■ **Given exercise**: Keep only the lines that hold the string "Greenhouse", filtering out the rest of the entries below.

■ **Entries supplied**:
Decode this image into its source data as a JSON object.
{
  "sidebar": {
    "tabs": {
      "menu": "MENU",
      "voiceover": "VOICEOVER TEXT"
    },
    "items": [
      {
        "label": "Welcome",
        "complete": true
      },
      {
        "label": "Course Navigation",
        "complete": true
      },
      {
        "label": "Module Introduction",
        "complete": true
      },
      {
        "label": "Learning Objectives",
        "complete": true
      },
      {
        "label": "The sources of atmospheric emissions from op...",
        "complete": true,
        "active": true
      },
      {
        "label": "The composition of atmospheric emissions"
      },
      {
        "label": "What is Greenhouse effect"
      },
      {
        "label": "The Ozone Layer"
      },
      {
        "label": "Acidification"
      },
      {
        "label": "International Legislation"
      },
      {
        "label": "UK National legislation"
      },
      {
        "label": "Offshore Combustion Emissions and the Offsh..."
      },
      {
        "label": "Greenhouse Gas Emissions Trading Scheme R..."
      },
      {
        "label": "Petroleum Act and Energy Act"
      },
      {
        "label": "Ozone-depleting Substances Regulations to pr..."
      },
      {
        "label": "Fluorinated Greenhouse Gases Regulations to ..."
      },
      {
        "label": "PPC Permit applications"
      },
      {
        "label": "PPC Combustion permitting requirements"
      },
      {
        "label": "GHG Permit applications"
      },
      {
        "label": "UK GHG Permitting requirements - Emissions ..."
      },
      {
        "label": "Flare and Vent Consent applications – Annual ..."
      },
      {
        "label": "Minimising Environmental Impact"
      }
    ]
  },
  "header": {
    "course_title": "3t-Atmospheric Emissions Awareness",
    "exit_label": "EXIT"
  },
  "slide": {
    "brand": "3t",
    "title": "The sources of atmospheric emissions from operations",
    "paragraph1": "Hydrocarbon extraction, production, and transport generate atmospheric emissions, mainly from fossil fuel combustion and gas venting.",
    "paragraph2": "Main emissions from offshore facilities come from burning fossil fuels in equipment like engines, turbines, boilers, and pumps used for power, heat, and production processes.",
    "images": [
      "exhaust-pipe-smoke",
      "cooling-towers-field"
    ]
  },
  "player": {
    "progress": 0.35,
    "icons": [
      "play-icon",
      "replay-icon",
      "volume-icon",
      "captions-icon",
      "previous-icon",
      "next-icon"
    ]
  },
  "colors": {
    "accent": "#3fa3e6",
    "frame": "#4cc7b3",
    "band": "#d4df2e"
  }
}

■ **Solution to the problem**:
        "label": "What is Greenhouse effect"
        "label": "Greenhouse Gas Emissions Trading Scheme R..."
        "label": "Fluorinated Greenhouse Gases Regulations to ..."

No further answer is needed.